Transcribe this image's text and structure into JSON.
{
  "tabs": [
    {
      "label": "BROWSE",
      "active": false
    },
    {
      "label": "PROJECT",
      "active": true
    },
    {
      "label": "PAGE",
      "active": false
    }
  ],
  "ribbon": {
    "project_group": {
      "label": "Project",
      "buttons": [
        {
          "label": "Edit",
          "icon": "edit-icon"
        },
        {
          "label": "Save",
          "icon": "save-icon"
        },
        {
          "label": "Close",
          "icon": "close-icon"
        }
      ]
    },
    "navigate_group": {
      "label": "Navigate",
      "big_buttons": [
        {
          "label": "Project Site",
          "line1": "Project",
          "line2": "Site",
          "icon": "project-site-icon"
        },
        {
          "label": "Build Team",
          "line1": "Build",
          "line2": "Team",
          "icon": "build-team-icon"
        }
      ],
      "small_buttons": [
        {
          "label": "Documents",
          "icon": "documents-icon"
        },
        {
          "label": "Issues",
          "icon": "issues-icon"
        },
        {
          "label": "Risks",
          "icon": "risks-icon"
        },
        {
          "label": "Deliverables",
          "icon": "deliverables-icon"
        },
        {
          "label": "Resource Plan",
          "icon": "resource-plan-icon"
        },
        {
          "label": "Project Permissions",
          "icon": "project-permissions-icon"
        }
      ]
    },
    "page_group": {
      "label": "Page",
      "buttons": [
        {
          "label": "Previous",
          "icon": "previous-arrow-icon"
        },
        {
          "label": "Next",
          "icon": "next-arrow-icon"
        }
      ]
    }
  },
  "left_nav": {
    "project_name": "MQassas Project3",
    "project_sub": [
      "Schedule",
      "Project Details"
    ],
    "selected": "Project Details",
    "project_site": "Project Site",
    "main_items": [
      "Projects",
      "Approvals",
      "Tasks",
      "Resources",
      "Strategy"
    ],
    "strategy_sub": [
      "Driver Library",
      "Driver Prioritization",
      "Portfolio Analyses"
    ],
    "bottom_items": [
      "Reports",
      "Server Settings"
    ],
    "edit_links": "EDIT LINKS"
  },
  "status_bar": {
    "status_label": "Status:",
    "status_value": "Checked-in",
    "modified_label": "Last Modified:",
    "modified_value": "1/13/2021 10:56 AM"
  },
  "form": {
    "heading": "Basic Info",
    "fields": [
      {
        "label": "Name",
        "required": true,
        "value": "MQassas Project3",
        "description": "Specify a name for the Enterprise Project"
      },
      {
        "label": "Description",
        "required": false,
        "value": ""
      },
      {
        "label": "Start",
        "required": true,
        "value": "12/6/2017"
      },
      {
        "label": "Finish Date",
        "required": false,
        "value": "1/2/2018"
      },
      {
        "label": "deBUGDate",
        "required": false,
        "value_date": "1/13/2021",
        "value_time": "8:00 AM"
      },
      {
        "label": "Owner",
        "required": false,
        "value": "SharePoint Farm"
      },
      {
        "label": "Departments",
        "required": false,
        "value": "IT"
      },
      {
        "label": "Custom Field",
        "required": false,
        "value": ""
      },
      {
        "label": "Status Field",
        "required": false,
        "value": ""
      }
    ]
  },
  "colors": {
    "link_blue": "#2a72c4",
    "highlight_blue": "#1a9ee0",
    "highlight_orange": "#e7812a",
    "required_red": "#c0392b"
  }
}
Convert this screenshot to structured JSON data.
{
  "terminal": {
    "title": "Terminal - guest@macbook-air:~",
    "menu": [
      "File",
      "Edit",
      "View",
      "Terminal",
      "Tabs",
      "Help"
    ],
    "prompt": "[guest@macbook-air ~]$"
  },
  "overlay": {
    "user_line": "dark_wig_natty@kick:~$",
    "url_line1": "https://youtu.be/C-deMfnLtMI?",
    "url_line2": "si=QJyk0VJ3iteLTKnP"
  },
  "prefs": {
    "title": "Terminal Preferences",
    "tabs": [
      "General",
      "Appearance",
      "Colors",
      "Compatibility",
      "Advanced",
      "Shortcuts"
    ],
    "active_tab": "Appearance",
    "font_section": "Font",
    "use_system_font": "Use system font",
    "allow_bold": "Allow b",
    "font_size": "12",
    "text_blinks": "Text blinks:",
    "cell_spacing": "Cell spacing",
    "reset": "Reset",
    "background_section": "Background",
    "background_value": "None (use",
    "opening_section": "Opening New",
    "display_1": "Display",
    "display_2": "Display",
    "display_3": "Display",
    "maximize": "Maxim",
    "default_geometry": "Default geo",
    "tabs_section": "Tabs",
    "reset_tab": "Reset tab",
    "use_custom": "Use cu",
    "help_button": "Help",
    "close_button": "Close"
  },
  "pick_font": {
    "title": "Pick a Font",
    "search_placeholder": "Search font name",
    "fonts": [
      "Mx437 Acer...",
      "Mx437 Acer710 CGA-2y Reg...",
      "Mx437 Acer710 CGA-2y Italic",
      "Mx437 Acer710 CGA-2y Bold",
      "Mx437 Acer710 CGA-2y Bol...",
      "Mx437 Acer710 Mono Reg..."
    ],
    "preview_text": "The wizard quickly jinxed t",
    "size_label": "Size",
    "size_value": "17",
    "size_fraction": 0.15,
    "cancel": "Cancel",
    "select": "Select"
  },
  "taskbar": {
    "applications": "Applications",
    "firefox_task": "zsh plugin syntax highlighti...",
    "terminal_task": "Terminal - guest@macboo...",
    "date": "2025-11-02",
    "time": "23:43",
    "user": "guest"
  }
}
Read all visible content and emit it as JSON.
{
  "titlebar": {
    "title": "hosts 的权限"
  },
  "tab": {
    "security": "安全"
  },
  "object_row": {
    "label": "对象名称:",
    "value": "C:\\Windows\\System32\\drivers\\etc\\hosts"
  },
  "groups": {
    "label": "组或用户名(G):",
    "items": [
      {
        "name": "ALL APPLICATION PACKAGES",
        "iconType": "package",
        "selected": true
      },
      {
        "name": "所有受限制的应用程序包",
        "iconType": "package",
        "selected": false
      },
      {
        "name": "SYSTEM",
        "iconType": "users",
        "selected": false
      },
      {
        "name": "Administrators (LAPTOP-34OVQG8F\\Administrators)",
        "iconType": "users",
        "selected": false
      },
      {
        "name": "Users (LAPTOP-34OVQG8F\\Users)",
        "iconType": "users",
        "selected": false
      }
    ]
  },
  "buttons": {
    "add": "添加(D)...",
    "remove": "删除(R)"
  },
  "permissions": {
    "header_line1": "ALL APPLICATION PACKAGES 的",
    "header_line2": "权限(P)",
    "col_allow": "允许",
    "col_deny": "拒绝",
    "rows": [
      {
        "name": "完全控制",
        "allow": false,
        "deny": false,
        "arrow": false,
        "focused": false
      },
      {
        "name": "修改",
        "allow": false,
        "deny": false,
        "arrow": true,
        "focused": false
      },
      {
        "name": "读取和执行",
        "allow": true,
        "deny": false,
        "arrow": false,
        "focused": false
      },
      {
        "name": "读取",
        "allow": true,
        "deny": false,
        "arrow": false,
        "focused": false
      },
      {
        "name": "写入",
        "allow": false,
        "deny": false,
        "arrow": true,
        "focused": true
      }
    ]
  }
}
━━━
Take the data above and return it exactly.

Transcribe this image's text and structure into JSON.
{
  "tabs": [
    {
      "label": "BROWSE",
      "active": false
    },
    {
      "label": "PROJECT",
      "active": true
    },
    {
      "label": "PAGE",
      "active": false
    }
  ],
  "ribbon": {
    "project_group": {
      "label": "Project",
      "buttons": [
        {
          "label": "Edit",
          "icon": "edit-icon"
        },
        {
          "label": "Save",
          "icon": "save-icon"
        },
        {
          "label": "Close",
          "icon": "close-icon"
        }
      ]
    },
    "navigate_group": {
      "label": "Navigate",
      "big_buttons": [
        {
          "label": "Project Site",
          "line1": "Project",
          "line2": "Site",
          "icon": "project-site-icon"
        },
        {
          "label": "Build Team",
          "line1": "Build",
          "line2": "Team",
          "icon": "build-team-icon"
        }
      ],
      "small_buttons": [
        {
          "label": "Documents",
          "icon": "documents-icon"
        },
        {
          "label": "Issues",
          "icon": "issues-icon"
        },
        {
          "label": "Risks",
          "icon": "risks-icon"
        },
        {
          "label": "Deliverables",
          "icon": "deliverables-icon"
        },
        {
          "label": "Resource Plan",
          "icon": "resource-plan-icon"
        },
        {
          "label": "Project Permissions",
          "icon": "project-permissions-icon"
        }
      ]
    },
    "page_group": {
      "label": "Page",
      "buttons": [
        {
          "label": "Previous",
          "icon": "previous-arrow-icon"
        },
        {
          "label": "Next",
          "icon": "next-arrow-icon"
        }
      ]
    }
  },
  "left_nav": {
    "project_name": "MQassas Project3",
    "project_sub": [
      "Schedule",
      "Project Details"
    ],
    "selected": "Project Details",
    "project_site": "Project Site",
    "main_items": [
      "Projects",
      "Approvals",
      "Tasks",
      "Resources",
      "Strategy"
    ],
    "strategy_sub": [
      "Driver Library",
      "Driver Prioritization",
      "Portfolio Analyses"
    ],
    "bottom_items": [
      "Reports",
      "Server Settings"
    ],
    "edit_links": "EDIT LINKS"
  },
  "status_bar": {
    "status_label": "Status:",
    "status_value": "Checked-in",
    "modified_label": "Last Modified:",
    "modified_value": "1/13/2021 10:56 AM"
  },
  "form": {
    "heading": "Basic Info",
    "fields": [
      {
        "label": "Name",
        "required": true,
        "value": "MQassas Project3",
        "description": "Specify a name for the Enterprise Project"
      },
      {
        "label": "Description",
        "required": false,
        "value": ""
      },
      {
        "label": "Start",
        "required": true,
        "value": "12/6/2017"
      },
      {
        "label": "Finish Date",
        "required": false,
        "value": "1/2/2018"
      },
      {
        "label": "deBUGDate",
        "required": false,
        "value_date": "1/13/2021",
        "value_time": "8:00 AM"
      },
      {
        "label": "Owner",
        "required": false,
        "value": "SharePoint Farm"
      },
      {
        "label": "Departments",
        "required": false,
        "value": "IT"
      },
      {
        "label": "Custom Field",
        "required": false,
        "value": ""
      },
      {
        "label": "Status Field",
        "required": false,
        "value": ""
      }
    ]
  },
  "colors": {
    "link_blue": "#2a72c4",
    "highlight_blue": "#1a9ee0",
    "highlight_orange": "#e7812a",
    "required_red": "#c0392b"
  }
}
Convert this screenshot to structured JSON data.
{
  "terminal": {
    "title": "Terminal - guest@macbook-air:~",
    "menu": [
      "File",
      "Edit",
      "View",
      "Terminal",
      "Tabs",
      "Help"
    ],
    "prompt": "[guest@macbook-air ~]$"
  },
  "overlay": {
    "user_line": "dark_wig_natty@kick:~$",
    "url_line1": "https://youtu.be/C-deMfnLtMI?",
    "url_line2": "si=QJyk0VJ3iteLTKnP"
  },
  "prefs": {
    "title": "Terminal Preferences",
    "tabs": [
      "General",
      "Appearance",
      "Colors",
      "Compatibility",
      "Advanced",
      "Shortcuts"
    ],
    "active_tab": "Appearance",
    "font_section": "Font",
    "use_system_font": "Use system font",
    "allow_bold": "Allow b",
    "font_size": "12",
    "text_blinks": "Text blinks:",
    "cell_spacing": "Cell spacing",
    "reset": "Reset",
    "background_section": "Background",
    "background_value": "None (use",
    "opening_section": "Opening New",
    "display_1": "Display",
    "display_2": "Display",
    "display_3": "Display",
    "maximize": "Maxim",
    "default_geometry": "Default geo",
    "tabs_section": "Tabs",
    "reset_tab": "Reset tab",
    "use_custom": "Use cu",
    "help_button": "Help",
    "close_button": "Close"
  },
  "pick_font": {
    "title": "Pick a Font",
    "search_placeholder": "Search font name",
    "fonts": [
      "Mx437 Acer...",
      "Mx437 Acer710 CGA-2y Reg...",
      "Mx437 Acer710 CGA-2y Italic",
      "Mx437 Acer710 CGA-2y Bold",
      "Mx437 Acer710 CGA-2y Bol...",
      "Mx437 Acer710 Mono Reg..."
    ],
    "preview_text": "The wizard quickly jinxed t",
    "size_label": "Size",
    "size_value": "17",
    "size_fraction": 0.15,
    "cancel": "Cancel",
    "select": "Select"
  },
  "taskbar": {
    "applications": "Applications",
    "firefox_task": "zsh plugin syntax highlighti...",
    "terminal_task": "Terminal - guest@macboo...",
    "date": "2025-11-02",
    "time": "23:43",
    "user": "guest"
  }
}
Read all visible content and emit it as JSON.
{
  "titlebar": {
    "title": "hosts 的权限"
  },
  "tab": {
    "security": "安全"
  },
  "object_row": {
    "label": "对象名称:",
    "value": "C:\\Windows\\System32\\drivers\\etc\\hosts"
  },
  "groups": {
    "label": "组或用户名(G):",
    "items": [
      {
        "name": "ALL APPLICATION PACKAGES",
        "iconType": "package",
        "selected": true
      },
      {
        "name": "所有受限制的应用程序包",
        "iconType": "package",
        "selected": false
      },
      {
        "name": "SYSTEM",
        "iconType": "users",
        "selected": false
      },
      {
        "name": "Administrators (LAPTOP-34OVQG8F\\Administrators)",
        "iconType": "users",
        "selected": false
      },
      {
        "name": "Users (LAPTOP-34OVQG8F\\Users)",
        "iconType": "users",
        "selected": false
      }
    ]
  },
  "buttons": {
    "add": "添加(D)...",
    "remove": "删除(R)"
  },
  "permissions": {
    "header_line1": "ALL APPLICATION PACKAGES 的",
    "header_line2": "权限(P)",
    "col_allow": "允许",
    "col_deny": "拒绝",
    "rows": [
      {
        "name": "完全控制",
        "allow": false,
        "deny": false,
        "arrow": false,
        "focused": false
      },
      {
        "name": "修改",
        "allow": false,
        "deny": false,
        "arrow": true,
        "focused": false
      },
      {
        "name": "读取和执行",
        "allow": true,
        "deny": false,
        "arrow": false,
        "focused": false
      },
      {
        "name": "读取",
        "allow": true,
        "deny": false,
        "arrow": false,
        "focused": false
      },
      {
        "name": "写入",
        "allow": false,
        "deny": false,
        "arrow": true,
        "focused": true
      }
    ]
  }
}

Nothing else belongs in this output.